**Directions**. Set out every line bearing the string "进出必须要有通行证".

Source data
====================

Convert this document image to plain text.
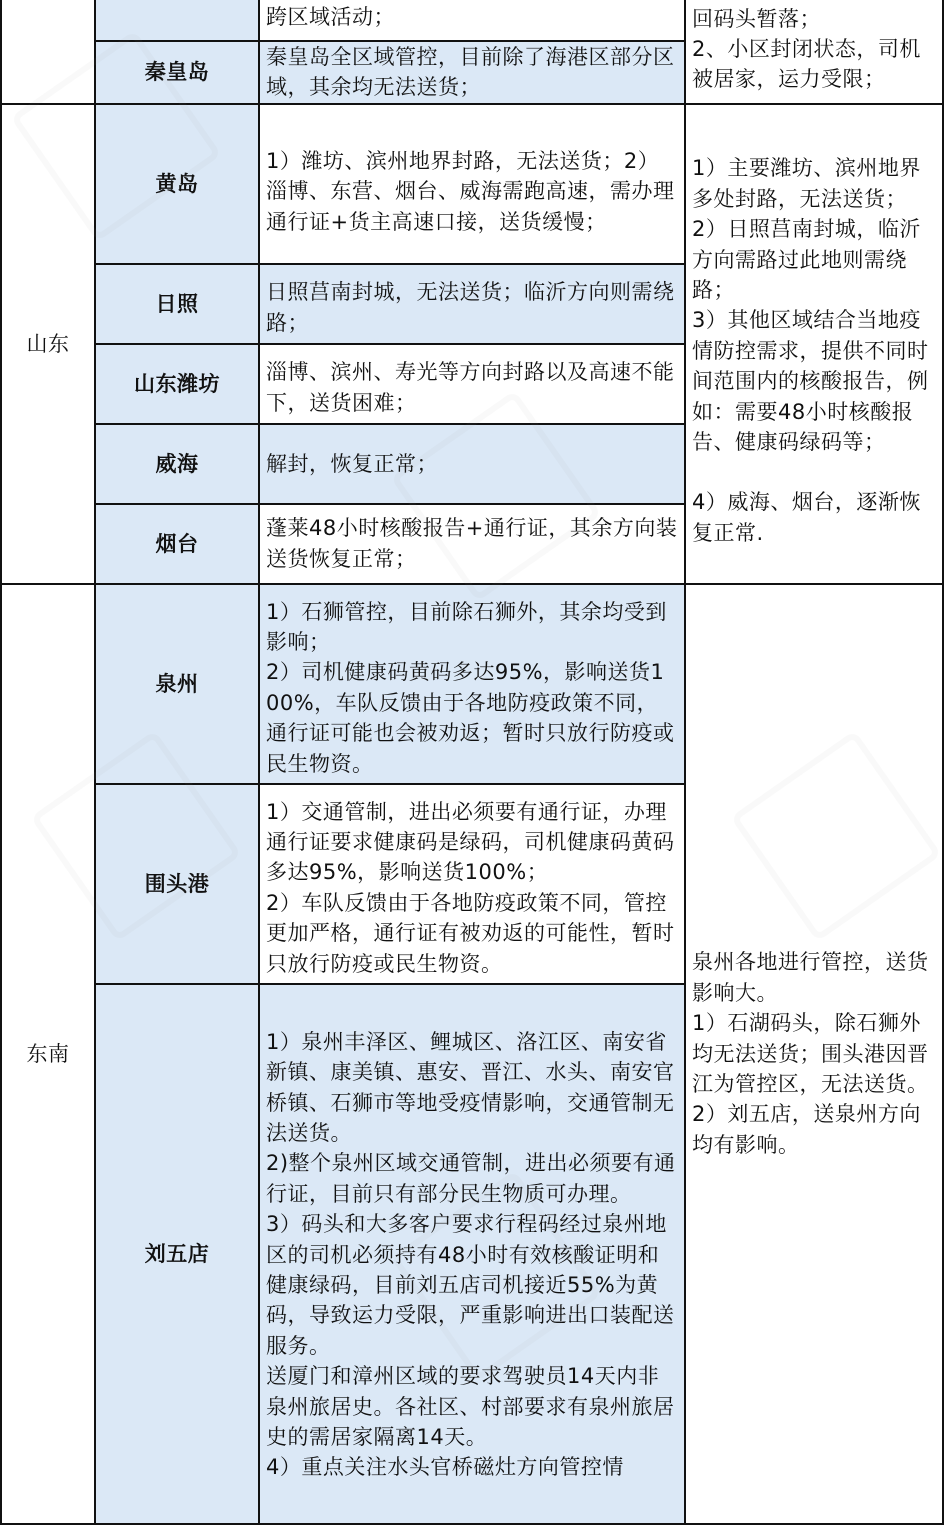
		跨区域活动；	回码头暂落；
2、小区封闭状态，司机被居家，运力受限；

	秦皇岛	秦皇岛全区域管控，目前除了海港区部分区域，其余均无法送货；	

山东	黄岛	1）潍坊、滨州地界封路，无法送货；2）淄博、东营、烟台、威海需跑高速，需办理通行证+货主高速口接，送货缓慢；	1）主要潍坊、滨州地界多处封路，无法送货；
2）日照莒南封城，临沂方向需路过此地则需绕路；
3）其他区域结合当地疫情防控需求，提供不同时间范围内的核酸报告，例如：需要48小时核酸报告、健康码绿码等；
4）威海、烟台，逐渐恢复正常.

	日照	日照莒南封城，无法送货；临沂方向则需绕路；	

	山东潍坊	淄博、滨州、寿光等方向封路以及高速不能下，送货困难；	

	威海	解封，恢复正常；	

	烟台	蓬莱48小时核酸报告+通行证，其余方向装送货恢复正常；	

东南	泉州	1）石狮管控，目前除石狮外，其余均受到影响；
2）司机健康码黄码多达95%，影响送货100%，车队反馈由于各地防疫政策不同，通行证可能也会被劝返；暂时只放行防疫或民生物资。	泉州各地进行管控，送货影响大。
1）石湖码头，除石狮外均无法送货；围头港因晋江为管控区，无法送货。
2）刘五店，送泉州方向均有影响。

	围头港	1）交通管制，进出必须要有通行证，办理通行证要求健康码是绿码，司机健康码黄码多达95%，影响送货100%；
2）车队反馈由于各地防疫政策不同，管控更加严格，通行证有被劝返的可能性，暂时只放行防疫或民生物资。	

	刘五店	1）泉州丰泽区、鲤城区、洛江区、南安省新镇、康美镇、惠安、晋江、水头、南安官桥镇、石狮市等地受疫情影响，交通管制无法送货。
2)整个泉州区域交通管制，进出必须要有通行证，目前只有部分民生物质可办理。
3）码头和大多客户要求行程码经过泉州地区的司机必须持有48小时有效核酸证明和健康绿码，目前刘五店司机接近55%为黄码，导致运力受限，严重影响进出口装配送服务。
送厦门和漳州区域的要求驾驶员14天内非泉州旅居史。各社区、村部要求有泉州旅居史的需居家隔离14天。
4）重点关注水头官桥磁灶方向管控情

====================

**Output below**.
	围头港	1）交通管制，进出必须要有通行证，办理通行证要求健康码是绿码，司机健康码黄码多达95%，影响送货100%；
2)整个泉州区域交通管制，进出必须要有通行证，目前只有部分民生物质可办理。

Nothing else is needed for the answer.